Dataset records

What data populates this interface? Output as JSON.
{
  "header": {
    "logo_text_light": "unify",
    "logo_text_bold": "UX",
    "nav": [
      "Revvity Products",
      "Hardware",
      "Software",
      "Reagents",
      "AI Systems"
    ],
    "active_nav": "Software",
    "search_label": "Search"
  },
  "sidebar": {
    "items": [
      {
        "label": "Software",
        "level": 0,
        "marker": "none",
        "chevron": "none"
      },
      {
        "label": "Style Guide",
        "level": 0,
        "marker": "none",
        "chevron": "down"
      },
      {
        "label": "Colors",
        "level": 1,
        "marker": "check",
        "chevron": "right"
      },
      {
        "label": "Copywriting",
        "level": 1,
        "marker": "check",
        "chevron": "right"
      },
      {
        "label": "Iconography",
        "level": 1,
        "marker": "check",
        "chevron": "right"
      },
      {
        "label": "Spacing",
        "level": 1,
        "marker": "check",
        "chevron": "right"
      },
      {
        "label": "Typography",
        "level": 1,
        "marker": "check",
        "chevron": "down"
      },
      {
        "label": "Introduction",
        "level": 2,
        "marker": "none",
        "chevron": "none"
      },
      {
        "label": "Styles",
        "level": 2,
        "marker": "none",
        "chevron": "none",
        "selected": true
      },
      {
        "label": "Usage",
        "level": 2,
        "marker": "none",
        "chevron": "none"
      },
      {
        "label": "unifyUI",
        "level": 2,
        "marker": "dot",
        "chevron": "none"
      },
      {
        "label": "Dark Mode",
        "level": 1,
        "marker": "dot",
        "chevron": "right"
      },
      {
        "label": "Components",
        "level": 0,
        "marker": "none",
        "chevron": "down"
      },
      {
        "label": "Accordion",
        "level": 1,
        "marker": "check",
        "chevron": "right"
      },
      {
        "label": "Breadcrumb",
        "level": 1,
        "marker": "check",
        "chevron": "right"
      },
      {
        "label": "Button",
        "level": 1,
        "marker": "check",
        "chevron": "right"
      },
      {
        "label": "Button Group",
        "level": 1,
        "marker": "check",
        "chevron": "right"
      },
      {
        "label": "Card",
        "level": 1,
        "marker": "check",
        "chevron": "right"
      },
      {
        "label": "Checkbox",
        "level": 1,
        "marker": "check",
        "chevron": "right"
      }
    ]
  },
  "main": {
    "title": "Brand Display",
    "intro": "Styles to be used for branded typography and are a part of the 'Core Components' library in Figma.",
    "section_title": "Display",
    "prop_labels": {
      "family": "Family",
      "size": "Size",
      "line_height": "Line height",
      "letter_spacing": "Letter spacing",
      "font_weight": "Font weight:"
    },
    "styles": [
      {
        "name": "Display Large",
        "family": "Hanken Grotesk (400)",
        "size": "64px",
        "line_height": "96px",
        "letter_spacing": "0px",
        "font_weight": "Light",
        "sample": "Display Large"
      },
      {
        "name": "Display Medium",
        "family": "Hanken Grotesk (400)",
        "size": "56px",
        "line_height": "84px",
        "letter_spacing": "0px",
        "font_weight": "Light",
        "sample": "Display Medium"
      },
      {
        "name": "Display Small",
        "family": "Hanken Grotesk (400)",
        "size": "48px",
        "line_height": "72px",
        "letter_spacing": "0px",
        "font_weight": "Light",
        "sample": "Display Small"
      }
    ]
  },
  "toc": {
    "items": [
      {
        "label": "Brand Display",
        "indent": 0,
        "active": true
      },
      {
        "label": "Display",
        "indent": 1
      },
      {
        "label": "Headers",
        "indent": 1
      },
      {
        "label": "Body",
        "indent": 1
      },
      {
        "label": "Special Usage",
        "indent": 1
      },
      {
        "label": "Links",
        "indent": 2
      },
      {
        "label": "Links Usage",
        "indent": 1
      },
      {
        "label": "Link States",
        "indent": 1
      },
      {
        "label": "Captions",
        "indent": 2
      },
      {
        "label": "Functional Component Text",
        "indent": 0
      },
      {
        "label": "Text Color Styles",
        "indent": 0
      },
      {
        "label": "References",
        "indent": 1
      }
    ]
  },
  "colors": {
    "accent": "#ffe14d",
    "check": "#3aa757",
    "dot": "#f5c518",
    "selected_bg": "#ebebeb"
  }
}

__BRIEF__
Each line of the listing above should be output exactly.

__ANSWER TO THIS EXERCISE__
What data populates this interface? Output as JSON.
{
  "header": {
    "logo_text_light": "unify",
    "logo_text_bold": "UX",
    "nav": [
      "Revvity Products",
      "Hardware",
      "Software",
      "Reagents",
      "AI Systems"
    ],
    "active_nav": "Software",
    "search_label": "Search"
  },
  "sidebar": {
    "items": [
      {
        "label": "Software",
        "level": 0,
        "marker": "none",
        "chevron": "none"
      },
      {
        "label": "Style Guide",
        "level": 0,
        "marker": "none",
        "chevron": "down"
      },
      {
        "label": "Colors",
        "level": 1,
        "marker": "check",
        "chevron": "right"
      },
      {
        "label": "Copywriting",
        "level": 1,
        "marker": "check",
        "chevron": "right"
      },
      {
        "label": "Iconography",
        "level": 1,
        "marker": "check",
        "chevron": "right"
      },
      {
        "label": "Spacing",
        "level": 1,
        "marker": "check",
        "chevron": "right"
      },
      {
        "label": "Typography",
        "level": 1,
        "marker": "check",
        "chevron": "down"
      },
      {
        "label": "Introduction",
        "level": 2,
        "marker": "none",
        "chevron": "none"
      },
      {
        "label": "Styles",
        "level": 2,
        "marker": "none",
        "chevron": "none",
        "selected": true
      },
      {
        "label": "Usage",
        "level": 2,
        "marker": "none",
        "chevron": "none"
      },
      {
        "label": "unifyUI",
        "level": 2,
        "marker": "dot",
        "chevron": "none"
      },
      {
        "label": "Dark Mode",
        "level": 1,
        "marker": "dot",
        "chevron": "right"
      },
      {
        "label": "Components",
        "level": 0,
        "marker": "none",
        "chevron": "down"
      },
      {
        "label": "Accordion",
        "level": 1,
        "marker": "check",
        "chevron": "right"
      },
      {
        "label": "Breadcrumb",
        "level": 1,
        "marker": "check",
        "chevron": "right"
      },
      {
        "label": "Button",
        "level": 1,
        "marker": "check",
        "chevron": "right"
      },
      {
        "label": "Button Group",
        "level": 1,
        "marker": "check",
        "chevron": "right"
      },
      {
        "label": "Card",
        "level": 1,
        "marker": "check",
        "chevron": "right"
      },
      {
        "label": "Checkbox",
        "level": 1,
        "marker": "check",
        "chevron": "right"
      }
    ]
  },
  "main": {
    "title": "Brand Display",
    "intro": "Styles to be used for branded typography and are a part of the 'Core Components' library in Figma.",
    "section_title": "Display",
    "prop_labels": {
      "family": "Family",
      "size": "Size",
      "line_height": "Line height",
      "letter_spacing": "Letter spacing",
      "font_weight": "Font weight:"
    },
    "styles": [
      {
        "name": "Display Large",
        "family": "Hanken Grotesk (400)",
        "size": "64px",
        "line_height": "96px",
        "letter_spacing": "0px",
        "font_weight": "Light",
        "sample": "Display Large"
      },
      {
        "name": "Display Medium",
        "family": "Hanken Grotesk (400)",
        "size": "56px",
        "line_height": "84px",
        "letter_spacing": "0px",
        "font_weight": "Light",
        "sample": "Display Medium"
      },
      {
        "name": "Display Small",
        "family": "Hanken Grotesk (400)",
        "size": "48px",
        "line_height": "72px",
        "letter_spacing": "0px",
        "font_weight": "Light",
        "sample": "Display Small"
      }
    ]
  },
  "toc": {
    "items": [
      {
        "label": "Brand Display",
        "indent": 0,
        "active": true
      },
      {
        "label": "Display",
        "indent": 1
      },
      {
        "label": "Headers",
        "indent": 1
      },
      {
        "label": "Body",
        "indent": 1
      },
      {
        "label": "Special Usage",
        "indent": 1
      },
      {
        "label": "Links",
        "indent": 2
      },
      {
        "label": "Links Usage",
        "indent": 1
      },
      {
        "label": "Link States",
        "indent": 1
      },
      {
        "label": "Captions",
        "indent": 2
      },
      {
        "label": "Functional Component Text",
        "indent": 0
      },
      {
        "label": "Text Color Styles",
        "indent": 0
      },
      {
        "label": "References",
        "indent": 1
      }
    ]
  },
  "colors": {
    "accent": "#ffe14d",
    "check": "#3aa757",
    "dot": "#f5c518",
    "selected_bg": "#ebebeb"
  }
}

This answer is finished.